+++ Input data +++

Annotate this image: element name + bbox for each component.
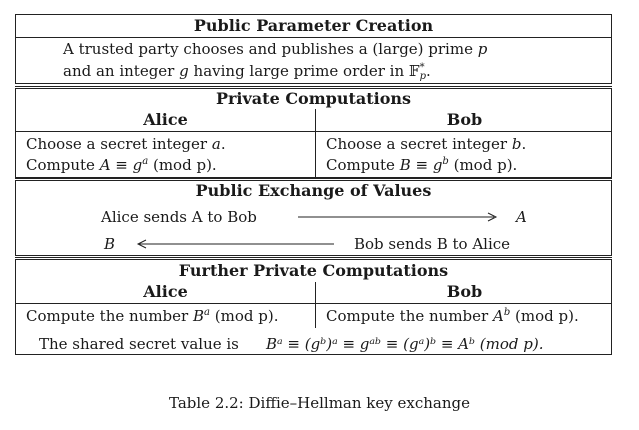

+++
+++ Input data +++

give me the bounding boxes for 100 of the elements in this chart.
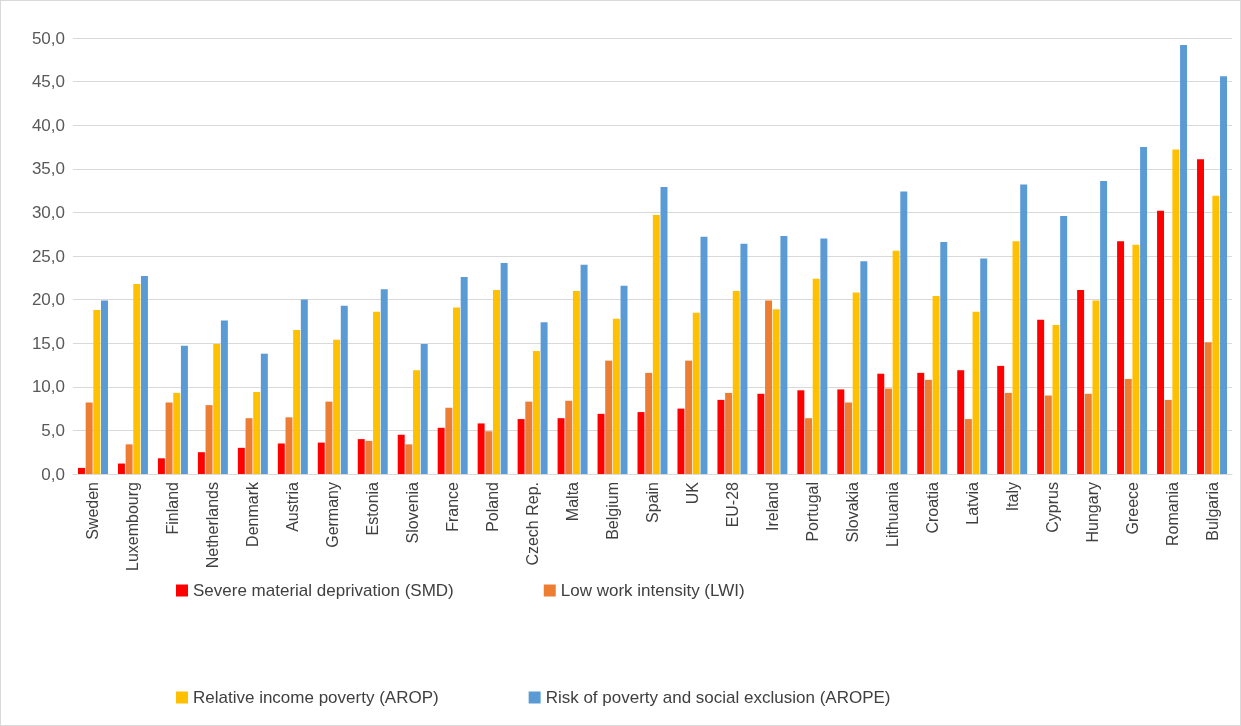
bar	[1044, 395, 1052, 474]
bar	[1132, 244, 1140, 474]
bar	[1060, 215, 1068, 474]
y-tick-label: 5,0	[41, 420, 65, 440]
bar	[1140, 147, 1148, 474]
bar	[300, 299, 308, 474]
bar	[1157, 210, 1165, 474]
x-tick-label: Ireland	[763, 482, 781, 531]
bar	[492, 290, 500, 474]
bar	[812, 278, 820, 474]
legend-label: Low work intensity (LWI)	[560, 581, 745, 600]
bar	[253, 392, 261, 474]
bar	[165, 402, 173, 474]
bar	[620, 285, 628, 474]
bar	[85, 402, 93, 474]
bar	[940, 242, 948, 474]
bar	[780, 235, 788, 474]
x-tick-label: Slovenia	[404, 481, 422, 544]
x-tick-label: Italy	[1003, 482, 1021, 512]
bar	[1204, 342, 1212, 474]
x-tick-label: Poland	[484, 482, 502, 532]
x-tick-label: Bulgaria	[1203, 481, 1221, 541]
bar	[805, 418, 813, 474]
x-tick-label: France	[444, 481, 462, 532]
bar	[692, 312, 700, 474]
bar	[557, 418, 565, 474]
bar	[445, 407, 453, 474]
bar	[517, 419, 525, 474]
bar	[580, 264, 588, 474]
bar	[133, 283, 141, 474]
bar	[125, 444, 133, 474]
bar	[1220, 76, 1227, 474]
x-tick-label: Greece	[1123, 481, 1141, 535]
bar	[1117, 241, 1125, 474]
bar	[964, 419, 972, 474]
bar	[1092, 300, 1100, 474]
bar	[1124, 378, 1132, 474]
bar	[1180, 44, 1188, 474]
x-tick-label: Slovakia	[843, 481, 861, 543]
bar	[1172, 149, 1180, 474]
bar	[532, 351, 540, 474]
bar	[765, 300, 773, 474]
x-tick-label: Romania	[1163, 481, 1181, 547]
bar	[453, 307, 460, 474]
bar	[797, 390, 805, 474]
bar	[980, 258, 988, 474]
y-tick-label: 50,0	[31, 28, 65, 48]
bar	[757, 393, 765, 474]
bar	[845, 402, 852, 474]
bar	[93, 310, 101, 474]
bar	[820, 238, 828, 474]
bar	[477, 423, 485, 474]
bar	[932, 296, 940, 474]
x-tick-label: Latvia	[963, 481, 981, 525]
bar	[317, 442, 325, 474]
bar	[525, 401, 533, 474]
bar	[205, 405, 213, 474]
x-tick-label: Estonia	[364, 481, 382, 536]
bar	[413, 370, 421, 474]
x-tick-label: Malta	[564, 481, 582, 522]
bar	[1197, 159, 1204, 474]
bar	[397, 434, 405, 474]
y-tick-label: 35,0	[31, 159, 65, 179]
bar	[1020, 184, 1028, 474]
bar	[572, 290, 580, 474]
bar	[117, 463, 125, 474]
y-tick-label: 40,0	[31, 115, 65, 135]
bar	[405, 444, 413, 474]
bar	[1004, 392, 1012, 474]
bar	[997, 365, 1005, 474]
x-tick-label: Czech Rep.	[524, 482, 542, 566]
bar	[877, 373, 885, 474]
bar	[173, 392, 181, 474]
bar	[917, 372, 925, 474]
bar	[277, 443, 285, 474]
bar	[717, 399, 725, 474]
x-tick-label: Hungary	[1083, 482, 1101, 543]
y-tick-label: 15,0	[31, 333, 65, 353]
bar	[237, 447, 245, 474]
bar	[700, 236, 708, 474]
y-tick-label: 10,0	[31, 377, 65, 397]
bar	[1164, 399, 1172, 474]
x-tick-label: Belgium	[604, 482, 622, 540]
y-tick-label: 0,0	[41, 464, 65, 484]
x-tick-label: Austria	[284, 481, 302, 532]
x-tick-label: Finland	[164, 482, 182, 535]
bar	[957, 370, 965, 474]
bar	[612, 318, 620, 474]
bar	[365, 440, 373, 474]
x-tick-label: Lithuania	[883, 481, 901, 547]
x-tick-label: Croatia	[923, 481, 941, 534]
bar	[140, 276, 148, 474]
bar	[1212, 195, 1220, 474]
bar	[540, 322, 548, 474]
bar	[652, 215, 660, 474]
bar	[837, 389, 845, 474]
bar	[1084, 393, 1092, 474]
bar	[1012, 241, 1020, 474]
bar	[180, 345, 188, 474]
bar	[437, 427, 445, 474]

+++

Exercise:
Echo the stretch of lines from the one containing "give me the" through the one containing "481, 1141, 535]", and leave the pictures out of your answer.

Output of the exercise:
give me the bounding boxes for 100 of the elements in this chart.
bar	[1044, 395, 1052, 474]
bar	[1132, 244, 1140, 474]
bar	[1060, 215, 1068, 474]
y-tick-label: 5,0	[41, 420, 65, 440]
bar	[1140, 147, 1148, 474]
bar	[300, 299, 308, 474]
bar	[1157, 210, 1165, 474]
x-tick-label: Ireland	[763, 482, 781, 531]
bar	[492, 290, 500, 474]
bar	[812, 278, 820, 474]
legend-label: Low work intensity (LWI)	[560, 581, 745, 600]
bar	[253, 392, 261, 474]
bar	[165, 402, 173, 474]
bar	[620, 285, 628, 474]
bar	[85, 402, 93, 474]
bar	[940, 242, 948, 474]
bar	[780, 235, 788, 474]
x-tick-label: Slovenia	[404, 481, 422, 544]
x-tick-label: Italy	[1003, 482, 1021, 512]
bar	[1204, 342, 1212, 474]
x-tick-label: Poland	[484, 482, 502, 532]
x-tick-label: Bulgaria	[1203, 481, 1221, 541]
bar	[805, 418, 813, 474]
x-tick-label: France	[444, 481, 462, 532]
bar	[692, 312, 700, 474]
bar	[557, 418, 565, 474]
bar	[445, 407, 453, 474]
bar	[517, 419, 525, 474]
bar	[580, 264, 588, 474]
bar	[133, 283, 141, 474]
bar	[125, 444, 133, 474]
bar	[1220, 76, 1227, 474]
x-tick-label: Greece	[1123, 481, 1141, 535]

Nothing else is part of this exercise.